## Task description
Your answer should be a single number: the count of lines containing the string "доказывает".

--- BEGIN ---

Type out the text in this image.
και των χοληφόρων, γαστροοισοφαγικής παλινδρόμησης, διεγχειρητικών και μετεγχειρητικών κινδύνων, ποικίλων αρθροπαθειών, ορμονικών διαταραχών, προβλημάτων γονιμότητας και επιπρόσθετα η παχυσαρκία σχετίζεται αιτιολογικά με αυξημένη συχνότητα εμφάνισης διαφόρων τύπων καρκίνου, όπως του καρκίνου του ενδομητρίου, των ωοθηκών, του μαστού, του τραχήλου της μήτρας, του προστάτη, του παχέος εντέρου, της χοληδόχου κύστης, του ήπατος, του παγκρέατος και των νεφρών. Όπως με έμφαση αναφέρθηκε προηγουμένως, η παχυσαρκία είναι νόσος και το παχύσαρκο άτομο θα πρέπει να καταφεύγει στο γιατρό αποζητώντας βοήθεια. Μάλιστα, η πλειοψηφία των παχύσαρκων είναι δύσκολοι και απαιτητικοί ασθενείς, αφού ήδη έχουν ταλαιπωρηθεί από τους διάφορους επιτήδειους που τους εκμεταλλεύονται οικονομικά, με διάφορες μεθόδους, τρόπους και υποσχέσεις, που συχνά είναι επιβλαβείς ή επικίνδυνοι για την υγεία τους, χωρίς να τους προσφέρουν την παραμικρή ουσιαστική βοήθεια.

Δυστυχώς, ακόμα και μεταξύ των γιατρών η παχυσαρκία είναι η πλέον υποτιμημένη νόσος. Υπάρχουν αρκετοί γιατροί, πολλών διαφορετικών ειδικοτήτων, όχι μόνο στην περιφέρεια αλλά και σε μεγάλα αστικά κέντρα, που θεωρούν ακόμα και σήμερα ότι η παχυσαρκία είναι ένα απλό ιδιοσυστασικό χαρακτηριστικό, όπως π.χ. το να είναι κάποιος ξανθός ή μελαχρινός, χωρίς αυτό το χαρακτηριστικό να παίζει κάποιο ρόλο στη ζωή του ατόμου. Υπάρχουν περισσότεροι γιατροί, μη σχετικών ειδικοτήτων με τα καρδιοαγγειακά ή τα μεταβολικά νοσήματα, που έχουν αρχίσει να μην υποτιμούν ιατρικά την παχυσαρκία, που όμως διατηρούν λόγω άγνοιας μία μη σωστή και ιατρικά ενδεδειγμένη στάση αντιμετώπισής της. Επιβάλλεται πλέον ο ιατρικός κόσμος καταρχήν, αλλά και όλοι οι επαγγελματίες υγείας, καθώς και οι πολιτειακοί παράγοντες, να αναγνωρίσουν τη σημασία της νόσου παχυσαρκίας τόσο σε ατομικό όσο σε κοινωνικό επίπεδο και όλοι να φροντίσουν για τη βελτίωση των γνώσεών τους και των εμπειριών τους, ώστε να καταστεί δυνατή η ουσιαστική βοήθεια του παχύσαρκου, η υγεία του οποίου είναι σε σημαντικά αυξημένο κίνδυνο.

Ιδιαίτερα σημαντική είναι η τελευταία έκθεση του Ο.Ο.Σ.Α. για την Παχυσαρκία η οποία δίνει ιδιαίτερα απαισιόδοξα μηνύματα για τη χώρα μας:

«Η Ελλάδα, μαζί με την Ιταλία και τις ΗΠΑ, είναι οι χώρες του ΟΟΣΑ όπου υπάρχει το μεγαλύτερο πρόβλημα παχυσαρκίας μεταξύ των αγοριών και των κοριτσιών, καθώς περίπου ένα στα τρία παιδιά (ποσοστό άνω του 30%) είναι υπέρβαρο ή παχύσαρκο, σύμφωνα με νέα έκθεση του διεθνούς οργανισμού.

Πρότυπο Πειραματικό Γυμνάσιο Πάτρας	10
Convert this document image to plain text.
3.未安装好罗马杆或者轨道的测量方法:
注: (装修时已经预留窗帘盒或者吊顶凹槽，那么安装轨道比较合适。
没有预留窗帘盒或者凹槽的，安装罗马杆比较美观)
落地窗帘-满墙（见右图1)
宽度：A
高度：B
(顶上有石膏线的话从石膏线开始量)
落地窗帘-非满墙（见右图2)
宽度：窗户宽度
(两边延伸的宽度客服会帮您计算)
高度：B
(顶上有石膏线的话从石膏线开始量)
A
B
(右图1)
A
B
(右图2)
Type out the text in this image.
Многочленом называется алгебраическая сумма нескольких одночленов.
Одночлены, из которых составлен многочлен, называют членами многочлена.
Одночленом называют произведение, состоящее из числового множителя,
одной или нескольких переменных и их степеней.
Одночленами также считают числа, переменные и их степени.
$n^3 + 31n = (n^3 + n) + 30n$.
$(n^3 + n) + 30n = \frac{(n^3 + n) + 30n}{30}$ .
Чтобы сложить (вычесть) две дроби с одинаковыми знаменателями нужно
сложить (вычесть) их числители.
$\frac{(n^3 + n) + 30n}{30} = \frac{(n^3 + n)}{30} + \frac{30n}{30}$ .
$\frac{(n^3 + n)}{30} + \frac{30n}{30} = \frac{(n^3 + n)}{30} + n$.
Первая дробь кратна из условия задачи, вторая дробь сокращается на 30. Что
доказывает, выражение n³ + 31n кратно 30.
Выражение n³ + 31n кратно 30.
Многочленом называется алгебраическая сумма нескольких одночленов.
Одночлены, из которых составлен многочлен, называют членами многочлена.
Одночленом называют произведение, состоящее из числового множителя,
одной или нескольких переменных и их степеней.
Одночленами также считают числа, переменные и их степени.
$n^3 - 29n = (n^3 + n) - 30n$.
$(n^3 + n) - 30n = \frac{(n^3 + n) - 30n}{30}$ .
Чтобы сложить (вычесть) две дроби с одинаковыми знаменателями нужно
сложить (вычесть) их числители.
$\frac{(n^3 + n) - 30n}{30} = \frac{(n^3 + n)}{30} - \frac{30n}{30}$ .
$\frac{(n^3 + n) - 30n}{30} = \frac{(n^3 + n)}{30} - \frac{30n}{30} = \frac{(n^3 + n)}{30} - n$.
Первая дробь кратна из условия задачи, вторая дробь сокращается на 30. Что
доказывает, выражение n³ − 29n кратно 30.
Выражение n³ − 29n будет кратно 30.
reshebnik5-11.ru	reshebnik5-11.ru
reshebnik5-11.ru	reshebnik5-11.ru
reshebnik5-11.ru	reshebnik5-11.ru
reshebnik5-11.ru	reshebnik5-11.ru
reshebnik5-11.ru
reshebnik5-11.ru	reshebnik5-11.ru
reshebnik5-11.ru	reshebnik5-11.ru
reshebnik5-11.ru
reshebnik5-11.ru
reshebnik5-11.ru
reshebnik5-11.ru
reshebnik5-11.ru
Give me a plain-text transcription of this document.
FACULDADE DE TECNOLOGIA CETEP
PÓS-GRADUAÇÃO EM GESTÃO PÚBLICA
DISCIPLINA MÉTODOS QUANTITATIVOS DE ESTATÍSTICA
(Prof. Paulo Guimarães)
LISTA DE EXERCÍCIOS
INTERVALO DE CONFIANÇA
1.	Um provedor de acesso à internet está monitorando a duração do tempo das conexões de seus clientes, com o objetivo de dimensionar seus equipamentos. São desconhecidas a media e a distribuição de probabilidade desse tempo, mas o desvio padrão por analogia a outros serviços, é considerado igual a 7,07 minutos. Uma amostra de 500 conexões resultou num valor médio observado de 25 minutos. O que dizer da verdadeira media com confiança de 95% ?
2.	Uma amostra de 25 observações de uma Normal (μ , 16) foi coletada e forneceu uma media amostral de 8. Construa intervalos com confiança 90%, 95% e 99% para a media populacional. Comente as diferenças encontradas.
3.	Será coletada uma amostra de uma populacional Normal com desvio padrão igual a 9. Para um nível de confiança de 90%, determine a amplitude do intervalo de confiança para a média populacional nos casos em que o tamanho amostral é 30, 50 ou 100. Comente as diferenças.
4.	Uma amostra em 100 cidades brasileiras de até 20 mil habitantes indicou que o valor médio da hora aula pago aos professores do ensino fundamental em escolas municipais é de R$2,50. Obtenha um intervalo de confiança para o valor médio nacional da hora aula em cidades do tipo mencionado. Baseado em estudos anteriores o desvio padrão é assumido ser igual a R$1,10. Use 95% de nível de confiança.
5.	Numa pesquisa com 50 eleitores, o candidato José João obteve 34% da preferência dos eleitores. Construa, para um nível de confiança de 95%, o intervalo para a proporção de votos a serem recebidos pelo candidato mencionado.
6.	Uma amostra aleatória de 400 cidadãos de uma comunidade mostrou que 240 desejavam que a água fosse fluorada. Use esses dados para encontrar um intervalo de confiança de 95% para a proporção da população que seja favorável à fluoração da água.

--- END ---

## Solution to this task
2